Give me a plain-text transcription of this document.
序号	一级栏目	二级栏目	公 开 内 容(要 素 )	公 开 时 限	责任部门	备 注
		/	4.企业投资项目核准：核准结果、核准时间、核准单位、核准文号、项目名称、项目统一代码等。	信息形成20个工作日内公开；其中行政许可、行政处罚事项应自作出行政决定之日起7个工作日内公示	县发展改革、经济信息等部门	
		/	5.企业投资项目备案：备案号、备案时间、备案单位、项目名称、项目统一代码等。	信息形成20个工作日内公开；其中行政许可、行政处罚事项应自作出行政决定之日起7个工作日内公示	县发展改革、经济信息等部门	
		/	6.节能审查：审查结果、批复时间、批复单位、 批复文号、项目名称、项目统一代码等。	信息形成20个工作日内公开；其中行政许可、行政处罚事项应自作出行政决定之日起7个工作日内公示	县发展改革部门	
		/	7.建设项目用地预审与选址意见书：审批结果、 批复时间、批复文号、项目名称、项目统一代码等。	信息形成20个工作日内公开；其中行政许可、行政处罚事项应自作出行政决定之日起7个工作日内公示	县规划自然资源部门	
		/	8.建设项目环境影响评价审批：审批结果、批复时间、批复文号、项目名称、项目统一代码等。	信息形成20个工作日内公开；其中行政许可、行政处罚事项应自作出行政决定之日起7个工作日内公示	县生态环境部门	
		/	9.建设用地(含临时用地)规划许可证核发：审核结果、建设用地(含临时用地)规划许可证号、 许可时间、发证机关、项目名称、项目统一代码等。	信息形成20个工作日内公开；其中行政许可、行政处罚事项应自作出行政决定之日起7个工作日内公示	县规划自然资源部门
= = = =
• _GIVEN INSTRUCTION_:
Once more, set down the full listing, verbatim.

• _OUTPUT FOR THIS TASK_:
Give me a plain-text transcription of this document.
序号	一级栏目	二级栏目	公 开 内 容(要 素 )	公 开 时 限	责任部门	备 注
		/	4.企业投资项目核准：核准结果、核准时间、核准单位、核准文号、项目名称、项目统一代码等。	信息形成20个工作日内公开；其中行政许可、行政处罚事项应自作出行政决定之日起7个工作日内公示	县发展改革、经济信息等部门	
		/	5.企业投资项目备案：备案号、备案时间、备案单位、项目名称、项目统一代码等。	信息形成20个工作日内公开；其中行政许可、行政处罚事项应自作出行政决定之日起7个工作日内公示	县发展改革、经济信息等部门	
		/	6.节能审查：审查结果、批复时间、批复单位、 批复文号、项目名称、项目统一代码等。	信息形成20个工作日内公开；其中行政许可、行政处罚事项应自作出行政决定之日起7个工作日内公示	县发展改革部门	
		/	7.建设项目用地预审与选址意见书：审批结果、 批复时间、批复文号、项目名称、项目统一代码等。	信息形成20个工作日内公开；其中行政许可、行政处罚事项应自作出行政决定之日起7个工作日内公示	县规划自然资源部门	
		/	8.建设项目环境影响评价审批：审批结果、批复时间、批复文号、项目名称、项目统一代码等。	信息形成20个工作日内公开；其中行政许可、行政处罚事项应自作出行政决定之日起7个工作日内公示	县生态环境部门	
		/	9.建设用地(含临时用地)规划许可证核发：审核结果、建设用地(含临时用地)规划许可证号、 许可时间、发证机关、项目名称、项目统一代码等。	信息形成20个工作日内公开；其中行政许可、行政处罚事项应自作出行政决定之日起7个工作日内公示	县规划自然资源部门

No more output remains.